--- Exercise aim ---
Print the full listing exactly.

::::::

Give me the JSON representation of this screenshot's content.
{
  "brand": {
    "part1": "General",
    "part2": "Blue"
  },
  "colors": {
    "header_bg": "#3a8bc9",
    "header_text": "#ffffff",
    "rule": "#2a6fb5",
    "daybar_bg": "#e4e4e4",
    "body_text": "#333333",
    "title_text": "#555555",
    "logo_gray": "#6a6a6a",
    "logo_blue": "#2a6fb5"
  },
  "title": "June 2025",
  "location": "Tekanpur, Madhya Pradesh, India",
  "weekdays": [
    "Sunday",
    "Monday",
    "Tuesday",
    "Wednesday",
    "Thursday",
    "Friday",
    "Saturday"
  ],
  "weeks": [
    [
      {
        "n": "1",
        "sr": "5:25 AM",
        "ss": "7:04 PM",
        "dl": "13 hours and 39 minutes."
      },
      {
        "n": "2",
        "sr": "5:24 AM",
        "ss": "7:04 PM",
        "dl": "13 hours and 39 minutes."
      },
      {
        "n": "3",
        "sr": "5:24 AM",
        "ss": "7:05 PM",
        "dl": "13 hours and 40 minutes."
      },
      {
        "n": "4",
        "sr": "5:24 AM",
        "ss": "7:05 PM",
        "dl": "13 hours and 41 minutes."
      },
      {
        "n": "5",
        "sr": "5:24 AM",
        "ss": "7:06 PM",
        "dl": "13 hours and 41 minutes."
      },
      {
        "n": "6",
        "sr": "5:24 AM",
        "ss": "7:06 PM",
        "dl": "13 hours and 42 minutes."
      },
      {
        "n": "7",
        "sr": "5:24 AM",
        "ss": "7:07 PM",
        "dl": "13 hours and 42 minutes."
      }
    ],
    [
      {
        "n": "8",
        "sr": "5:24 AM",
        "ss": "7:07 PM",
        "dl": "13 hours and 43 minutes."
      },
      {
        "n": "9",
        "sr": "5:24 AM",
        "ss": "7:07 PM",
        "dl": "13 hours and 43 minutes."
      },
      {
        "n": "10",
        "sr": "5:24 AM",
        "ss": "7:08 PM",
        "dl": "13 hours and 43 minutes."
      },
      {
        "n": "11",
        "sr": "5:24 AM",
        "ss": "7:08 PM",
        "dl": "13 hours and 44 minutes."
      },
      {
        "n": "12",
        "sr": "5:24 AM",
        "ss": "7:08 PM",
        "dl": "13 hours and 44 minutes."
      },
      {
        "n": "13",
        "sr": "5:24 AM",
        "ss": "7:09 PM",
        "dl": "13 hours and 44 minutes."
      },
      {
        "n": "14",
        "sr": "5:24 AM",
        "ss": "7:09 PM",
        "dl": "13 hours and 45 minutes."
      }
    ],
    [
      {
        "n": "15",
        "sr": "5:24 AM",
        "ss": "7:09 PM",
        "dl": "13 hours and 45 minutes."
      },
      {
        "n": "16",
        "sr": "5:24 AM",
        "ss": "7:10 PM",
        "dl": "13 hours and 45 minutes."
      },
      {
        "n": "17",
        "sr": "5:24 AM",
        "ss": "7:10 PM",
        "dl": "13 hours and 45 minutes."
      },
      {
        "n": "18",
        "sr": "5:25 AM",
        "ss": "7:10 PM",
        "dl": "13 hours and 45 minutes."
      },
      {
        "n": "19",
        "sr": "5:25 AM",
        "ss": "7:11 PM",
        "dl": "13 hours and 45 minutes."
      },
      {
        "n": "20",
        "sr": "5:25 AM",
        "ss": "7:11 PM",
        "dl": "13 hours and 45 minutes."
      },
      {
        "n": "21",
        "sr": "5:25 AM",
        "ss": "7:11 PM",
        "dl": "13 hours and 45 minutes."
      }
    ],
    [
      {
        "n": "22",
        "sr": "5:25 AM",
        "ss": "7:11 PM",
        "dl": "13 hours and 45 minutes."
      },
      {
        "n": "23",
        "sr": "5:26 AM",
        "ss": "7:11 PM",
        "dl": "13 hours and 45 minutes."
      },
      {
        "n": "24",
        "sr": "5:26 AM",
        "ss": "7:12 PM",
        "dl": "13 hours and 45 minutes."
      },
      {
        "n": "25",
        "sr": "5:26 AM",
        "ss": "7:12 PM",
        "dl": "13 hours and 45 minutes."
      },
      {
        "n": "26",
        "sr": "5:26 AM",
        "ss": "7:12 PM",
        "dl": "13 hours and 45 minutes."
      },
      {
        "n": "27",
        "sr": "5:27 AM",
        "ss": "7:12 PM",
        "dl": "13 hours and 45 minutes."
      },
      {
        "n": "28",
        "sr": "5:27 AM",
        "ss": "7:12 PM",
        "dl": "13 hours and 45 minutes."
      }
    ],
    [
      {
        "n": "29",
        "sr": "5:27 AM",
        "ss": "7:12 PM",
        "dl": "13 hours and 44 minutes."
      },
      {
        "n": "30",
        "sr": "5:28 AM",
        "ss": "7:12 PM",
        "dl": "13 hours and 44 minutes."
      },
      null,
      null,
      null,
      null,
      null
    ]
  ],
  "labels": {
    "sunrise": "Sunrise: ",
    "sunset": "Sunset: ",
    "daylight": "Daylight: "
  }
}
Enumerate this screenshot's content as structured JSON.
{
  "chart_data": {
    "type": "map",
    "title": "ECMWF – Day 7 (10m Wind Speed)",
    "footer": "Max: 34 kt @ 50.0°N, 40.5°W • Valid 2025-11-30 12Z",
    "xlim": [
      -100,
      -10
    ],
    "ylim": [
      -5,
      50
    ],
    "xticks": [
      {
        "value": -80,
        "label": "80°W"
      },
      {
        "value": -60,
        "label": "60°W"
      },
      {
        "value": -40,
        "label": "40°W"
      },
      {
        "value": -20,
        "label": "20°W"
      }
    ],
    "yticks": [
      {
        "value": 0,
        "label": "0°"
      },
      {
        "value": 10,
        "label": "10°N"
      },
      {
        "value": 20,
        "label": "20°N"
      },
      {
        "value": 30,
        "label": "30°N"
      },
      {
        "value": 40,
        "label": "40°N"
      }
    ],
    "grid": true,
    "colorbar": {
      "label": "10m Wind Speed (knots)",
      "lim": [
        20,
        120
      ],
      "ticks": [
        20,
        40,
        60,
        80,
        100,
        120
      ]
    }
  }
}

::::::

--- Exercise solution ---
Give me the JSON representation of this screenshot's content.
{
  "brand": {
    "part1": "General",
    "part2": "Blue"
  },
  "colors": {
    "header_bg": "#3a8bc9",
    "header_text": "#ffffff",
    "rule": "#2a6fb5",
    "daybar_bg": "#e4e4e4",
    "body_text": "#333333",
    "title_text": "#555555",
    "logo_gray": "#6a6a6a",
    "logo_blue": "#2a6fb5"
  },
  "title": "June 2025",
  "location": "Tekanpur, Madhya Pradesh, India",
  "weekdays": [
    "Sunday",
    "Monday",
    "Tuesday",
    "Wednesday",
    "Thursday",
    "Friday",
    "Saturday"
  ],
  "weeks": [
    [
      {
        "n": "1",
        "sr": "5:25 AM",
        "ss": "7:04 PM",
        "dl": "13 hours and 39 minutes."
      },
      {
        "n": "2",
        "sr": "5:24 AM",
        "ss": "7:04 PM",
        "dl": "13 hours and 39 minutes."
      },
      {
        "n": "3",
        "sr": "5:24 AM",
        "ss": "7:05 PM",
        "dl": "13 hours and 40 minutes."
      },
      {
        "n": "4",
        "sr": "5:24 AM",
        "ss": "7:05 PM",
        "dl": "13 hours and 41 minutes."
      },
      {
        "n": "5",
        "sr": "5:24 AM",
        "ss": "7:06 PM",
        "dl": "13 hours and 41 minutes."
      },
      {
        "n": "6",
        "sr": "5:24 AM",
        "ss": "7:06 PM",
        "dl": "13 hours and 42 minutes."
      },
      {
        "n": "7",
        "sr": "5:24 AM",
        "ss": "7:07 PM",
        "dl": "13 hours and 42 minutes."
      }
    ],
    [
      {
        "n": "8",
        "sr": "5:24 AM",
        "ss": "7:07 PM",
        "dl": "13 hours and 43 minutes."
      },
      {
        "n": "9",
        "sr": "5:24 AM",
        "ss": "7:07 PM",
        "dl": "13 hours and 43 minutes."
      },
      {
        "n": "10",
        "sr": "5:24 AM",
        "ss": "7:08 PM",
        "dl": "13 hours and 43 minutes."
      },
      {
        "n": "11",
        "sr": "5:24 AM",
        "ss": "7:08 PM",
        "dl": "13 hours and 44 minutes."
      },
      {
        "n": "12",
        "sr": "5:24 AM",
        "ss": "7:08 PM",
        "dl": "13 hours and 44 minutes."
      },
      {
        "n": "13",
        "sr": "5:24 AM",
        "ss": "7:09 PM",
        "dl": "13 hours and 44 minutes."
      },
      {
        "n": "14",
        "sr": "5:24 AM",
        "ss": "7:09 PM",
        "dl": "13 hours and 45 minutes."
      }
    ],
    [
      {
        "n": "15",
        "sr": "5:24 AM",
        "ss": "7:09 PM",
        "dl": "13 hours and 45 minutes."
      },
      {
        "n": "16",
        "sr": "5:24 AM",
        "ss": "7:10 PM",
        "dl": "13 hours and 45 minutes."
      },
      {
        "n": "17",
        "sr": "5:24 AM",
        "ss": "7:10 PM",
        "dl": "13 hours and 45 minutes."
      },
      {
        "n": "18",
        "sr": "5:25 AM",
        "ss": "7:10 PM",
        "dl": "13 hours and 45 minutes."
      },
      {
        "n": "19",
        "sr": "5:25 AM",
        "ss": "7:11 PM",
        "dl": "13 hours and 45 minutes."
      },
      {
        "n": "20",
        "sr": "5:25 AM",
        "ss": "7:11 PM",
        "dl": "13 hours and 45 minutes."
      },
      {
        "n": "21",
        "sr": "5:25 AM",
        "ss": "7:11 PM",
        "dl": "13 hours and 45 minutes."
      }
    ],
    [
      {
        "n": "22",
        "sr": "5:25 AM",
        "ss": "7:11 PM",
        "dl": "13 hours and 45 minutes."
      },
      {
        "n": "23",
        "sr": "5:26 AM",
        "ss": "7:11 PM",
        "dl": "13 hours and 45 minutes."
      },
      {
        "n": "24",
        "sr": "5:26 AM",
        "ss": "7:12 PM",
        "dl": "13 hours and 45 minutes."
      },
      {
        "n": "25",
        "sr": "5:26 AM",
        "ss": "7:12 PM",
        "dl": "13 hours and 45 minutes."
      },
      {
        "n": "26",
        "sr": "5:26 AM",
        "ss": "7:12 PM",
        "dl": "13 hours and 45 minutes."
      },
      {
        "n": "27",
        "sr": "5:27 AM",
        "ss": "7:12 PM",
        "dl": "13 hours and 45 minutes."
      },
      {
        "n": "28",
        "sr": "5:27 AM",
        "ss": "7:12 PM",
        "dl": "13 hours and 45 minutes."
      }
    ],
    [
      {
        "n": "29",
        "sr": "5:27 AM",
        "ss": "7:12 PM",
        "dl": "13 hours and 44 minutes."
      },
      {
        "n": "30",
        "sr": "5:28 AM",
        "ss": "7:12 PM",
        "dl": "13 hours and 44 minutes."
      },
      null,
      null,
      null,
      null,
      null
    ]
  ],
  "labels": {
    "sunrise": "Sunrise: ",
    "sunset": "Sunset: ",
    "daylight": "Daylight: "
  }
}
Enumerate this screenshot's content as structured JSON.
{
  "chart_data": {
    "type": "map",
    "title": "ECMWF – Day 7 (10m Wind Speed)",
    "footer": "Max: 34 kt @ 50.0°N, 40.5°W • Valid 2025-11-30 12Z",
    "xlim": [
      -100,
      -10
    ],
    "ylim": [
      -5,
      50
    ],
    "xticks": [
      {
        "value": -80,
        "label": "80°W"
      },
      {
        "value": -60,
        "label": "60°W"
      },
      {
        "value": -40,
        "label": "40°W"
      },
      {
        "value": -20,
        "label": "20°W"
      }
    ],
    "yticks": [
      {
        "value": 0,
        "label": "0°"
      },
      {
        "value": 10,
        "label": "10°N"
      },
      {
        "value": 20,
        "label": "20°N"
      },
      {
        "value": 30,
        "label": "30°N"
      },
      {
        "value": 40,
        "label": "40°N"
      }
    ],
    "grid": true,
    "colorbar": {
      "label": "10m Wind Speed (knots)",
      "lim": [
        20,
        120
      ],
      "ticks": [
        20,
        40,
        60,
        80,
        100,
        120
      ]
    }
  }
}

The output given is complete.